- [Brief]: Each entry has to be copied exactly, with nothing missed.

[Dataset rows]
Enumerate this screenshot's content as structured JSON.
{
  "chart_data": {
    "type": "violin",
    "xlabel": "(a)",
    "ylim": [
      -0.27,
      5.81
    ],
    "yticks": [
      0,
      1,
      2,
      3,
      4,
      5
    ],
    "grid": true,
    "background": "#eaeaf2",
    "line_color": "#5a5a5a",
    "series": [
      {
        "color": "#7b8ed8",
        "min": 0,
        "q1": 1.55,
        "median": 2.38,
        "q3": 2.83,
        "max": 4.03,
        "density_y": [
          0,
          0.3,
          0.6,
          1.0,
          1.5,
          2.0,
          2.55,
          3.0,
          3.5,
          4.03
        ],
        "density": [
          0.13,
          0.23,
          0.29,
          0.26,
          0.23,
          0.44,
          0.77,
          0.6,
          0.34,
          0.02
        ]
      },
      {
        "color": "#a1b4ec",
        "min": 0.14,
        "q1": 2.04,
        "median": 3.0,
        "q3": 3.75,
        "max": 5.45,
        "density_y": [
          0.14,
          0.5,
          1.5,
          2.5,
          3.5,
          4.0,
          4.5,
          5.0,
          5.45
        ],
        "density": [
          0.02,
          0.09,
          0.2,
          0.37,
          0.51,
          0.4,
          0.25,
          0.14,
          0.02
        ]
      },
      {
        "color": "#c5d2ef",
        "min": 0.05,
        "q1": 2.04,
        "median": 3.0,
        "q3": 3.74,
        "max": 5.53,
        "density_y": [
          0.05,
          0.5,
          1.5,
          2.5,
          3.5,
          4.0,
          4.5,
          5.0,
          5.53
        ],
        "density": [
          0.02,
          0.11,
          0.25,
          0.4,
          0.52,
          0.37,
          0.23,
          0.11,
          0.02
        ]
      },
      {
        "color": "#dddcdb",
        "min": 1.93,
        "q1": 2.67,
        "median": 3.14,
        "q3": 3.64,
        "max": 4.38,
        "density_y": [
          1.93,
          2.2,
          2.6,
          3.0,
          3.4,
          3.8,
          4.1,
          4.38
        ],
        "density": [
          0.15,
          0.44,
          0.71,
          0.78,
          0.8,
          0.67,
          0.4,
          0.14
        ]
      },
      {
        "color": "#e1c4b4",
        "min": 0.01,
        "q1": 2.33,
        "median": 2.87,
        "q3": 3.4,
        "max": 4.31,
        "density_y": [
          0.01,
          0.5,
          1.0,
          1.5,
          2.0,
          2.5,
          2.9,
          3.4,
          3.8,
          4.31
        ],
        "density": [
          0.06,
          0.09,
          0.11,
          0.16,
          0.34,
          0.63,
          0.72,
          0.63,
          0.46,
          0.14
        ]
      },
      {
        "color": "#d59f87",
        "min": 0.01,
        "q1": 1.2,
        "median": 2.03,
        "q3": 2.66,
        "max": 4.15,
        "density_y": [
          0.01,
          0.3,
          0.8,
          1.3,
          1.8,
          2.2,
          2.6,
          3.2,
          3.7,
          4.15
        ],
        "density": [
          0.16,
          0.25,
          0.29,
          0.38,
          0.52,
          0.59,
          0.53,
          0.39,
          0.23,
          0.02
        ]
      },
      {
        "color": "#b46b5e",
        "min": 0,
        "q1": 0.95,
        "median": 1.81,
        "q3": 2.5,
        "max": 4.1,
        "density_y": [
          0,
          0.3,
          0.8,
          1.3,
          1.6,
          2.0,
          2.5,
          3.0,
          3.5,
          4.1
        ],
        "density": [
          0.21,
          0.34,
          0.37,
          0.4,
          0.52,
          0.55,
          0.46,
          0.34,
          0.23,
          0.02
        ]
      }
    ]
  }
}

- [Expected output]:
Enumerate this screenshot's content as structured JSON.
{
  "chart_data": {
    "type": "violin",
    "xlabel": "(a)",
    "ylim": [
      -0.27,
      5.81
    ],
    "yticks": [
      0,
      1,
      2,
      3,
      4,
      5
    ],
    "grid": true,
    "background": "#eaeaf2",
    "line_color": "#5a5a5a",
    "series": [
      {
        "color": "#7b8ed8",
        "min": 0,
        "q1": 1.55,
        "median": 2.38,
        "q3": 2.83,
        "max": 4.03,
        "density_y": [
          0,
          0.3,
          0.6,
          1.0,
          1.5,
          2.0,
          2.55,
          3.0,
          3.5,
          4.03
        ],
        "density": [
          0.13,
          0.23,
          0.29,
          0.26,
          0.23,
          0.44,
          0.77,
          0.6,
          0.34,
          0.02
        ]
      },
      {
        "color": "#a1b4ec",
        "min": 0.14,
        "q1": 2.04,
        "median": 3.0,
        "q3": 3.75,
        "max": 5.45,
        "density_y": [
          0.14,
          0.5,
          1.5,
          2.5,
          3.5,
          4.0,
          4.5,
          5.0,
          5.45
        ],
        "density": [
          0.02,
          0.09,
          0.2,
          0.37,
          0.51,
          0.4,
          0.25,
          0.14,
          0.02
        ]
      },
      {
        "color": "#c5d2ef",
        "min": 0.05,
        "q1": 2.04,
        "median": 3.0,
        "q3": 3.74,
        "max": 5.53,
        "density_y": [
          0.05,
          0.5,
          1.5,
          2.5,
          3.5,
          4.0,
          4.5,
          5.0,
          5.53
        ],
        "density": [
          0.02,
          0.11,
          0.25,
          0.4,
          0.52,
          0.37,
          0.23,
          0.11,
          0.02
        ]
      },
      {
        "color": "#dddcdb",
        "min": 1.93,
        "q1": 2.67,
        "median": 3.14,
        "q3": 3.64,
        "max": 4.38,
        "density_y": [
          1.93,
          2.2,
          2.6,
          3.0,
          3.4,
          3.8,
          4.1,
          4.38
        ],
        "density": [
          0.15,
          0.44,
          0.71,
          0.78,
          0.8,
          0.67,
          0.4,
          0.14
        ]
      },
      {
        "color": "#e1c4b4",
        "min": 0.01,
        "q1": 2.33,
        "median": 2.87,
        "q3": 3.4,
        "max": 4.31,
        "density_y": [
          0.01,
          0.5,
          1.0,
          1.5,
          2.0,
          2.5,
          2.9,
          3.4,
          3.8,
          4.31
        ],
        "density": [
          0.06,
          0.09,
          0.11,
          0.16,
          0.34,
          0.63,
          0.72,
          0.63,
          0.46,
          0.14
        ]
      },
      {
        "color": "#d59f87",
        "min": 0.01,
        "q1": 1.2,
        "median": 2.03,
        "q3": 2.66,
        "max": 4.15,
        "density_y": [
          0.01,
          0.3,
          0.8,
          1.3,
          1.8,
          2.2,
          2.6,
          3.2,
          3.7,
          4.15
        ],
        "density": [
          0.16,
          0.25,
          0.29,
          0.38,
          0.52,
          0.59,
          0.53,
          0.39,
          0.23,
          0.02
        ]
      },
      {
        "color": "#b46b5e",
        "min": 0,
        "q1": 0.95,
        "median": 1.81,
        "q3": 2.5,
        "max": 4.1,
        "density_y": [
          0,
          0.3,
          0.8,
          1.3,
          1.6,
          2.0,
          2.5,
          3.0,
          3.5,
          4.1
        ],
        "density": [
          0.21,
          0.34,
          0.37,
          0.4,
          0.52,
          0.55,
          0.46,
          0.34,
          0.23,
          0.02
        ]
      }
    ]
  }
}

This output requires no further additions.